Exercise description ▸ Images are not part of the copy; transcribe all the data exactly.

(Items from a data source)
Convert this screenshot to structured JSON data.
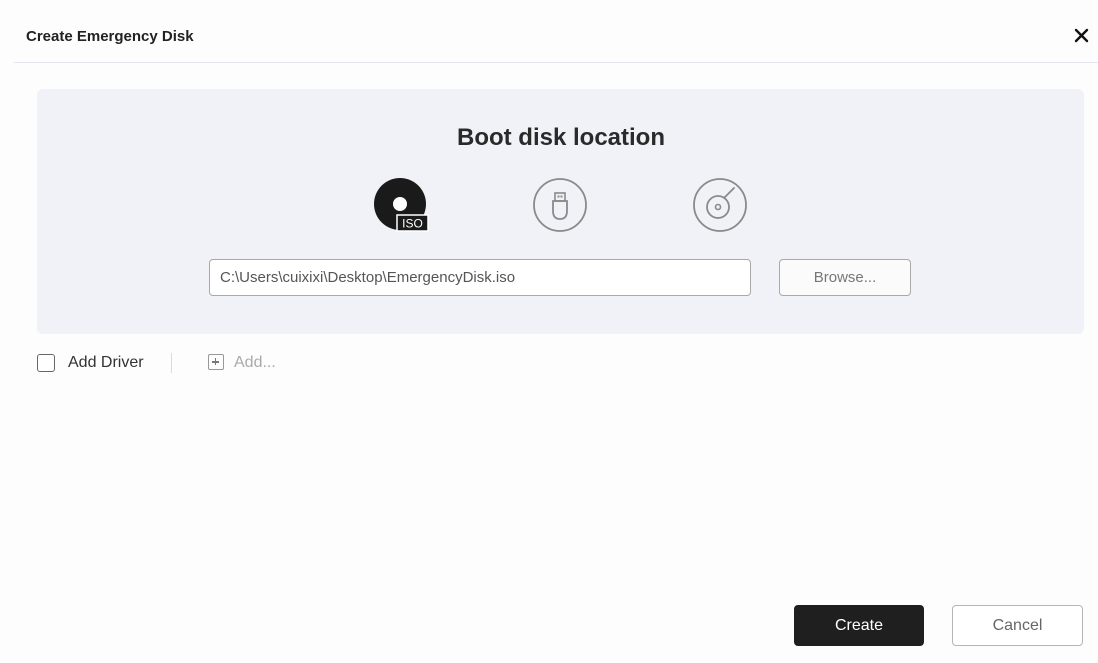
{
  "dialog": {
    "title": "Create Emergency Disk",
    "close_icon": "close-icon"
  },
  "location": {
    "heading": "Boot disk location",
    "options": [
      {
        "id": "iso",
        "icon": "iso-disk-icon",
        "badge": "ISO",
        "selected": true
      },
      {
        "id": "usb",
        "icon": "usb-drive-icon",
        "selected": false
      },
      {
        "id": "cd",
        "icon": "cd-disc-icon",
        "selected": false
      }
    ],
    "path_value": "C:\\Users\\cuixixi\\Desktop\\EmergencyDisk.iso",
    "browse_label": "Browse..."
  },
  "driver": {
    "checkbox_label": "Add Driver",
    "checked": false,
    "add_label": "Add..."
  },
  "footer": {
    "create_label": "Create",
    "cancel_label": "Cancel"
  },
  "colors": {
    "panel_bg": "#f0f2f7",
    "primary_button": "#1f1f1f",
    "selected_icon": "#1a1a1a",
    "unselected_icon": "#8a8a8a"
  }
}
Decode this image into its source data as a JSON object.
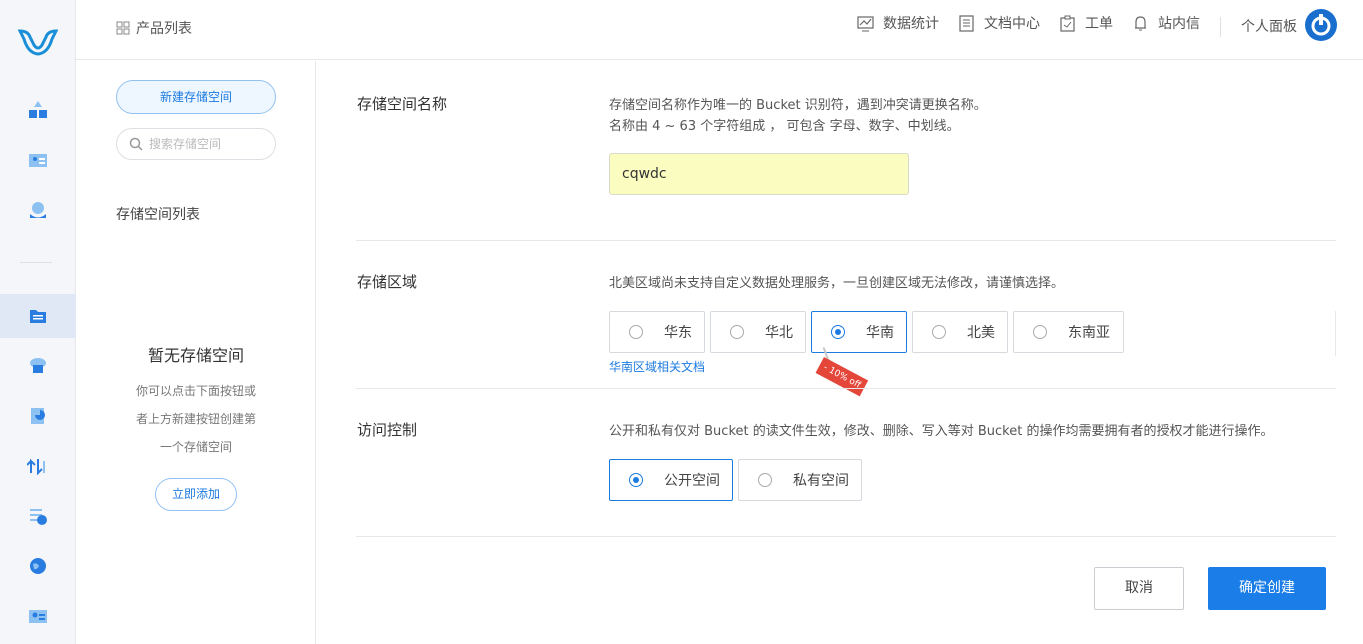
{
  "rail": {
    "items": [
      "logo-icon",
      "apps-icon",
      "id-card-icon",
      "billing-icon",
      "storage-icon",
      "cloud-db-icon",
      "chart-doc-icon",
      "transfer-icon",
      "report-icon",
      "globe-icon",
      "profile-card-icon"
    ],
    "active": "storage-icon"
  },
  "header": {
    "breadcrumb": "产品列表",
    "nav": [
      "数据统计",
      "文档中心",
      "工单",
      "站内信"
    ],
    "personal": "个人面板"
  },
  "sidebar": {
    "new_bucket": "新建存储空间",
    "search_placeholder": "搜索存储空间",
    "list_title": "存储空间列表",
    "empty_title": "暂无存储空间",
    "empty_lines": [
      "你可以点击下面按钮或",
      "者上方新建按钮创建第",
      "一个存储空间"
    ],
    "add_now": "立即添加"
  },
  "form": {
    "name": {
      "label": "存储空间名称",
      "desc_line1": "存储空间名称作为唯一的 Bucket 识别符，遇到冲突请更换名称。",
      "desc_line2": "名称由 4 ~ 63 个字符组成 ， 可包含 字母、数字、中划线。",
      "value": "cqwdc"
    },
    "region": {
      "label": "存储区域",
      "desc": "北美区域尚未支持自定义数据处理服务，一旦创建区域无法修改，请谨慎选择。",
      "options": [
        "华东",
        "华北",
        "华南",
        "北美",
        "东南亚"
      ],
      "selected": "华南",
      "doc_link": "华南区域相关文档",
      "badge": "- 10% off"
    },
    "access": {
      "label": "访问控制",
      "desc": "公开和私有仅对 Bucket 的读文件生效，修改、删除、写入等对 Bucket 的操作均需要拥有者的授权才能进行操作。",
      "options": [
        "公开空间",
        "私有空间"
      ],
      "selected": "公开空间"
    },
    "cancel": "取消",
    "confirm": "确定创建"
  },
  "colors": {
    "accent": "#1a7de8",
    "input_bg": "#fbfdc0",
    "badge": "#e4463a"
  }
}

Solution for this exercise ▸
Convert this screenshot to structured JSON data.
{
  "dialog": {
    "title": "Create Emergency Disk",
    "close_icon": "close-icon"
  },
  "location": {
    "heading": "Boot disk location",
    "options": [
      {
        "id": "iso",
        "icon": "iso-disk-icon",
        "badge": "ISO",
        "selected": true
      },
      {
        "id": "usb",
        "icon": "usb-drive-icon",
        "selected": false
      },
      {
        "id": "cd",
        "icon": "cd-disc-icon",
        "selected": false
      }
    ],
    "path_value": "C:\\Users\\cuixixi\\Desktop\\EmergencyDisk.iso",
    "browse_label": "Browse..."
  },
  "driver": {
    "checkbox_label": "Add Driver",
    "checked": false,
    "add_label": "Add..."
  },
  "footer": {
    "create_label": "Create",
    "cancel_label": "Cancel"
  },
  "colors": {
    "panel_bg": "#f0f2f7",
    "primary_button": "#1f1f1f",
    "selected_icon": "#1a1a1a",
    "unselected_icon": "#8a8a8a"
  }
}
Decode this image into its source data as a JSON object.
{
  "rail": {
    "items": [
      "logo-icon",
      "apps-icon",
      "id-card-icon",
      "billing-icon",
      "storage-icon",
      "cloud-db-icon",
      "chart-doc-icon",
      "transfer-icon",
      "report-icon",
      "globe-icon",
      "profile-card-icon"
    ],
    "active": "storage-icon"
  },
  "header": {
    "breadcrumb": "产品列表",
    "nav": [
      "数据统计",
      "文档中心",
      "工单",
      "站内信"
    ],
    "personal": "个人面板"
  },
  "sidebar": {
    "new_bucket": "新建存储空间",
    "search_placeholder": "搜索存储空间",
    "list_title": "存储空间列表",
    "empty_title": "暂无存储空间",
    "empty_lines": [
      "你可以点击下面按钮或",
      "者上方新建按钮创建第",
      "一个存储空间"
    ],
    "add_now": "立即添加"
  },
  "form": {
    "name": {
      "label": "存储空间名称",
      "desc_line1": "存储空间名称作为唯一的 Bucket 识别符，遇到冲突请更换名称。",
      "desc_line2": "名称由 4 ~ 63 个字符组成 ， 可包含 字母、数字、中划线。",
      "value": "cqwdc"
    },
    "region": {
      "label": "存储区域",
      "desc": "北美区域尚未支持自定义数据处理服务，一旦创建区域无法修改，请谨慎选择。",
      "options": [
        "华东",
        "华北",
        "华南",
        "北美",
        "东南亚"
      ],
      "selected": "华南",
      "doc_link": "华南区域相关文档",
      "badge": "- 10% off"
    },
    "access": {
      "label": "访问控制",
      "desc": "公开和私有仅对 Bucket 的读文件生效，修改、删除、写入等对 Bucket 的操作均需要拥有者的授权才能进行操作。",
      "options": [
        "公开空间",
        "私有空间"
      ],
      "selected": "公开空间"
    },
    "cancel": "取消",
    "confirm": "确定创建"
  },
  "colors": {
    "accent": "#1a7de8",
    "input_bg": "#fbfdc0",
    "badge": "#e4463a"
  }
}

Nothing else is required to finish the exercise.